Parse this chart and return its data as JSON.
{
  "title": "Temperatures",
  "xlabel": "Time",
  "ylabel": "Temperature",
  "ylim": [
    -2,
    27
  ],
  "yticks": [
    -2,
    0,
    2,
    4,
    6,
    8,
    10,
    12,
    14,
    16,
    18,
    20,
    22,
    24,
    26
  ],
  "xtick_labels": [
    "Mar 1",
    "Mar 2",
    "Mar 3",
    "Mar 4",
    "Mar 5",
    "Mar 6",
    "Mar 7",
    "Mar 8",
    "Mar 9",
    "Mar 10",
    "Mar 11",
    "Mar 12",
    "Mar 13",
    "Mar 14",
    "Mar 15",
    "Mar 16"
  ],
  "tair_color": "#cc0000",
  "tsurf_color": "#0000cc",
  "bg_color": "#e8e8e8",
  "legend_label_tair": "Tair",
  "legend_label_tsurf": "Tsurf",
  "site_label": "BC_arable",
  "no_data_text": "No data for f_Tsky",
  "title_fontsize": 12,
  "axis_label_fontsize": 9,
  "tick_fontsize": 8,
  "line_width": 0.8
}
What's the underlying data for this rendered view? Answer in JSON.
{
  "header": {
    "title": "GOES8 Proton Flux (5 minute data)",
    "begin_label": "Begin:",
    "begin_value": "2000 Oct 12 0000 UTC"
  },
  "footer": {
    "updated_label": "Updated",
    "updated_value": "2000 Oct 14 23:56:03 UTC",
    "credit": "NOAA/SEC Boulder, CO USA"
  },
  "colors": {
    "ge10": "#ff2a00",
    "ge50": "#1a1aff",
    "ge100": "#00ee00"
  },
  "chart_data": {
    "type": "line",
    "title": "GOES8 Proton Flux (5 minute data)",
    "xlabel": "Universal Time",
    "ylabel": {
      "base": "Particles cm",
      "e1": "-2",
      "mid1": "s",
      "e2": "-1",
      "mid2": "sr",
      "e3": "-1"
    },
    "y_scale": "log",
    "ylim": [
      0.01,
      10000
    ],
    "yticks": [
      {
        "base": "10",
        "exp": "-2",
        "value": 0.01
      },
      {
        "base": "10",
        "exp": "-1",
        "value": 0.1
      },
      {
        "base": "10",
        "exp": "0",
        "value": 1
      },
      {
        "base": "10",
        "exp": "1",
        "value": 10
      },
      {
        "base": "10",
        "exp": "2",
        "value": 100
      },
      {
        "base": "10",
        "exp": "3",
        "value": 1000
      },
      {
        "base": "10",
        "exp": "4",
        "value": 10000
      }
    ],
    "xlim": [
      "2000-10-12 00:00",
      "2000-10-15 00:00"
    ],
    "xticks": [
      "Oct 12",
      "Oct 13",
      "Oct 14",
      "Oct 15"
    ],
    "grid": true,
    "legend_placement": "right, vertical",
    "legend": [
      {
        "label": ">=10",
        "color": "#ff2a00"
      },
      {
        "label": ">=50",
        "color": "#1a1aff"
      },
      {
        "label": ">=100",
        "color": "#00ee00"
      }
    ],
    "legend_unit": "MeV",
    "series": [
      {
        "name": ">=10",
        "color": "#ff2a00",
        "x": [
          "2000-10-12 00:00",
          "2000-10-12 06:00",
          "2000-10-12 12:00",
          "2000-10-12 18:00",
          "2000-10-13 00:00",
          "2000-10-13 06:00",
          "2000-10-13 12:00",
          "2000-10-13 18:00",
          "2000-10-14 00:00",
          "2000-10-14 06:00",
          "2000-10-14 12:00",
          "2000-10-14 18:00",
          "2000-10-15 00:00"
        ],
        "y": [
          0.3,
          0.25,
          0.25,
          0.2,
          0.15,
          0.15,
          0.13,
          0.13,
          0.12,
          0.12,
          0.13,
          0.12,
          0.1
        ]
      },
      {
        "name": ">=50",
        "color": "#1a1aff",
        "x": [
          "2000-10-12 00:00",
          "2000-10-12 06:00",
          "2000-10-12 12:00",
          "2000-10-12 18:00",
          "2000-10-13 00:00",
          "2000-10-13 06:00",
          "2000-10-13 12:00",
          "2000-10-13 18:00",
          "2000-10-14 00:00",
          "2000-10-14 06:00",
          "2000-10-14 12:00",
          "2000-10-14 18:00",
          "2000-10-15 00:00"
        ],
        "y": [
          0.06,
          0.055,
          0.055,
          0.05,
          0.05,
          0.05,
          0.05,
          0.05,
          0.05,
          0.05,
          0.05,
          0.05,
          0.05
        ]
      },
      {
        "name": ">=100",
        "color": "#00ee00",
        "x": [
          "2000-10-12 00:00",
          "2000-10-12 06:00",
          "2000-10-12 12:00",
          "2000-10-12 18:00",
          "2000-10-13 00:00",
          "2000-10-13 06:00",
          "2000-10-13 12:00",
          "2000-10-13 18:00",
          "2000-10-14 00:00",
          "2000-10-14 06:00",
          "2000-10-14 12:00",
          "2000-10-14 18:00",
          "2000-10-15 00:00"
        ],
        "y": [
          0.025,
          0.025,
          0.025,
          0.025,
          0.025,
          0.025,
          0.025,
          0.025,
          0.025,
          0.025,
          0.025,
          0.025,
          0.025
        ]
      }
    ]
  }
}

◆ **What to produce**
Retype each record exactly, leaving nothing out.

◆ **Final answer**
Parse this chart and return its data as JSON.
{
  "title": "Temperatures",
  "xlabel": "Time",
  "ylabel": "Temperature",
  "ylim": [
    -2,
    27
  ],
  "yticks": [
    -2,
    0,
    2,
    4,
    6,
    8,
    10,
    12,
    14,
    16,
    18,
    20,
    22,
    24,
    26
  ],
  "xtick_labels": [
    "Mar 1",
    "Mar 2",
    "Mar 3",
    "Mar 4",
    "Mar 5",
    "Mar 6",
    "Mar 7",
    "Mar 8",
    "Mar 9",
    "Mar 10",
    "Mar 11",
    "Mar 12",
    "Mar 13",
    "Mar 14",
    "Mar 15",
    "Mar 16"
  ],
  "tair_color": "#cc0000",
  "tsurf_color": "#0000cc",
  "bg_color": "#e8e8e8",
  "legend_label_tair": "Tair",
  "legend_label_tsurf": "Tsurf",
  "site_label": "BC_arable",
  "no_data_text": "No data for f_Tsky",
  "title_fontsize": 12,
  "axis_label_fontsize": 9,
  "tick_fontsize": 8,
  "line_width": 0.8
}
What's the underlying data for this rendered view? Answer in JSON.
{
  "header": {
    "title": "GOES8 Proton Flux (5 minute data)",
    "begin_label": "Begin:",
    "begin_value": "2000 Oct 12 0000 UTC"
  },
  "footer": {
    "updated_label": "Updated",
    "updated_value": "2000 Oct 14 23:56:03 UTC",
    "credit": "NOAA/SEC Boulder, CO USA"
  },
  "colors": {
    "ge10": "#ff2a00",
    "ge50": "#1a1aff",
    "ge100": "#00ee00"
  },
  "chart_data": {
    "type": "line",
    "title": "GOES8 Proton Flux (5 minute data)",
    "xlabel": "Universal Time",
    "ylabel": {
      "base": "Particles cm",
      "e1": "-2",
      "mid1": "s",
      "e2": "-1",
      "mid2": "sr",
      "e3": "-1"
    },
    "y_scale": "log",
    "ylim": [
      0.01,
      10000
    ],
    "yticks": [
      {
        "base": "10",
        "exp": "-2",
        "value": 0.01
      },
      {
        "base": "10",
        "exp": "-1",
        "value": 0.1
      },
      {
        "base": "10",
        "exp": "0",
        "value": 1
      },
      {
        "base": "10",
        "exp": "1",
        "value": 10
      },
      {
        "base": "10",
        "exp": "2",
        "value": 100
      },
      {
        "base": "10",
        "exp": "3",
        "value": 1000
      },
      {
        "base": "10",
        "exp": "4",
        "value": 10000
      }
    ],
    "xlim": [
      "2000-10-12 00:00",
      "2000-10-15 00:00"
    ],
    "xticks": [
      "Oct 12",
      "Oct 13",
      "Oct 14",
      "Oct 15"
    ],
    "grid": true,
    "legend_placement": "right, vertical",
    "legend": [
      {
        "label": ">=10",
        "color": "#ff2a00"
      },
      {
        "label": ">=50",
        "color": "#1a1aff"
      },
      {
        "label": ">=100",
        "color": "#00ee00"
      }
    ],
    "legend_unit": "MeV",
    "series": [
      {
        "name": ">=10",
        "color": "#ff2a00",
        "x": [
          "2000-10-12 00:00",
          "2000-10-12 06:00",
          "2000-10-12 12:00",
          "2000-10-12 18:00",
          "2000-10-13 00:00",
          "2000-10-13 06:00",
          "2000-10-13 12:00",
          "2000-10-13 18:00",
          "2000-10-14 00:00",
          "2000-10-14 06:00",
          "2000-10-14 12:00",
          "2000-10-14 18:00",
          "2000-10-15 00:00"
        ],
        "y": [
          0.3,
          0.25,
          0.25,
          0.2,
          0.15,
          0.15,
          0.13,
          0.13,
          0.12,
          0.12,
          0.13,
          0.12,
          0.1
        ]
      },
      {
        "name": ">=50",
        "color": "#1a1aff",
        "x": [
          "2000-10-12 00:00",
          "2000-10-12 06:00",
          "2000-10-12 12:00",
          "2000-10-12 18:00",
          "2000-10-13 00:00",
          "2000-10-13 06:00",
          "2000-10-13 12:00",
          "2000-10-13 18:00",
          "2000-10-14 00:00",
          "2000-10-14 06:00",
          "2000-10-14 12:00",
          "2000-10-14 18:00",
          "2000-10-15 00:00"
        ],
        "y": [
          0.06,
          0.055,
          0.055,
          0.05,
          0.05,
          0.05,
          0.05,
          0.05,
          0.05,
          0.05,
          0.05,
          0.05,
          0.05
        ]
      },
      {
        "name": ">=100",
        "color": "#00ee00",
        "x": [
          "2000-10-12 00:00",
          "2000-10-12 06:00",
          "2000-10-12 12:00",
          "2000-10-12 18:00",
          "2000-10-13 00:00",
          "2000-10-13 06:00",
          "2000-10-13 12:00",
          "2000-10-13 18:00",
          "2000-10-14 00:00",
          "2000-10-14 06:00",
          "2000-10-14 12:00",
          "2000-10-14 18:00",
          "2000-10-15 00:00"
        ],
        "y": [
          0.025,
          0.025,
          0.025,
          0.025,
          0.025,
          0.025,
          0.025,
          0.025,
          0.025,
          0.025,
          0.025,
          0.025,
          0.025
        ]
      }
    ]
  }
}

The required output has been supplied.